(Dataset rows of page text)
□ □ □ □ □ □ □

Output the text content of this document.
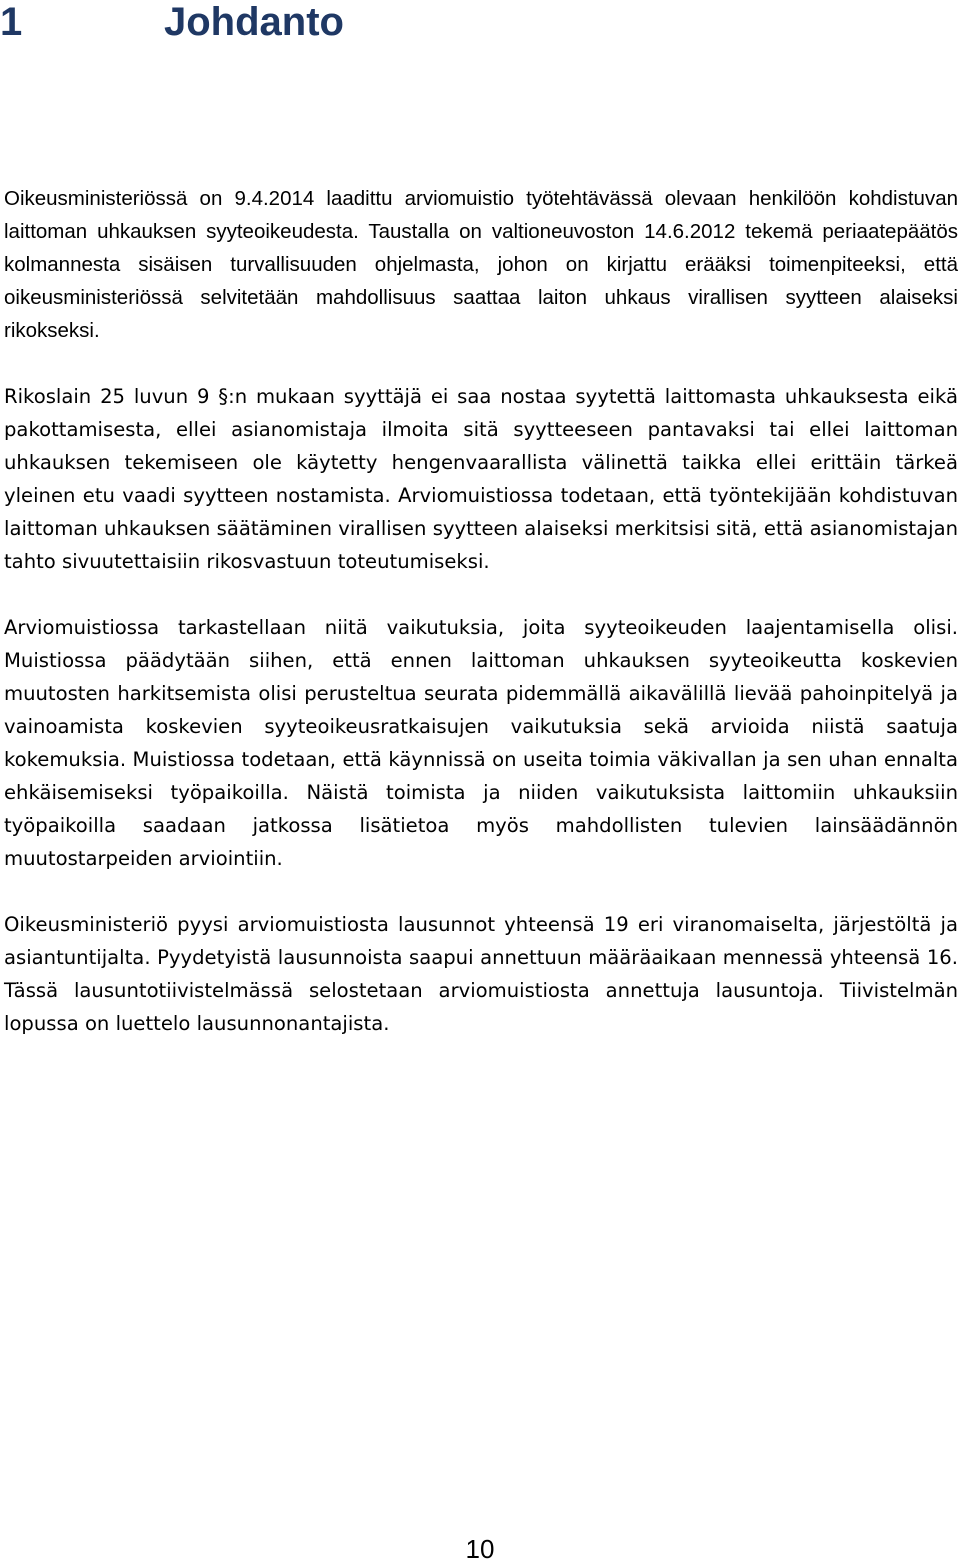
1	Johdanto

Oikeusministeriössä on 9.4.2014 laadittu arviomuistio työtehtävässä olevaan henkilöön kohdistuvan laittoman uhkauksen syyteoikeudesta. Taustalla on valtioneuvoston 14.6.2012 tekemä periaatepäätös kolmannesta sisäisen turvallisuuden ohjelmasta, johon on kirjattu erääksi toimenpiteeksi, että oikeusministeriössä selvitetään mahdollisuus saattaa laiton uhkaus virallisen syytteen alaiseksi rikokseksi.

Rikoslain 25 luvun 9 §:n mukaan syyttäjä ei saa nostaa syytettä laittomasta uhkauksesta eikä pakottamisesta, ellei asianomistaja ilmoita sitä syytteeseen pantavaksi tai ellei laittoman uhkauksen tekemiseen ole käytetty hengenvaarallista välinettä taikka ellei erittäin tärkeä yleinen etu vaadi syytteen nostamista. Arviomuistiossa todetaan, että työntekijään kohdistuvan laittoman uhkauksen säätäminen virallisen syytteen alaiseksi merkitsisi sitä, että asianomistajan tahto sivuutettaisiin rikosvastuun toteutumiseksi.

Arviomuistiossa tarkastellaan niitä vaikutuksia, joita syyteoikeuden laajentamisella olisi. Muistiossa päädytään siihen, että ennen laittoman uhkauksen syyteoikeutta koskevien muutosten harkitsemista olisi perusteltua seurata pidemmällä aikavälillä lievää pahoinpitelyä ja vainoamista koskevien syyteoikeusratkaisujen vaikutuksia sekä arvioida niistä saatuja kokemuksia. Muistiossa todetaan, että käynnissä on useita toimia väkivallan ja sen uhan ennalta ehkäisemiseksi työpaikoilla. Näistä toimista ja niiden vaikutuksista laittomiin uhkauksiin työpaikoilla saadaan jatkossa lisätietoa myös mahdollisten tulevien lainsäädännön muutostarpeiden arviointiin.

Oikeusministeriö pyysi arviomuistiosta lausunnot yhteensä 19 eri viranomaiselta, järjestöltä ja asiantuntijalta. Pyydetyistä lausunnoista saapui annettuun määräaikaan mennessä yhteensä 16. Tässä lausuntotiivistelmässä selostetaan arviomuistiosta annettuja lausuntoja. Tiivistelmän lopussa on luettelo lausunnonantajista.

10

□ □ □ □ □ □ □

== Description of the task ==
Using the records above, copy each line that contains "virallisen".

== Final answer ==
Oikeusministeriössä on 9.4.2014 laadittu arviomuistio työtehtävässä olevaan henkilöön kohdistuvan laittoman uhkauksen syyteoikeudesta. Taustalla on valtioneuvoston 14.6.2012 tekemä periaatepäätös kolmannesta sisäisen turvallisuuden ohjelmasta, johon on kirjattu erääksi toimenpiteeksi, että oikeusministeriössä selvitetään mahdollisuus saattaa laiton uhkaus virallisen syytteen alaiseksi rikokseksi.
Rikoslain 25 luvun 9 §:n mukaan syyttäjä ei saa nostaa syytettä laittomasta uhkauksesta eikä pakottamisesta, ellei asianomistaja ilmoita sitä syytteeseen pantavaksi tai ellei laittoman uhkauksen tekemiseen ole käytetty hengenvaarallista välinettä taikka ellei erittäin tärkeä yleinen etu vaadi syytteen nostamista. Arviomuistiossa todetaan, että työntekijään kohdistuvan laittoman uhkauksen säätäminen virallisen syytteen alaiseksi merkitsisi sitä, että asianomistajan tahto sivuutettaisiin rikosvastuun toteutumiseksi.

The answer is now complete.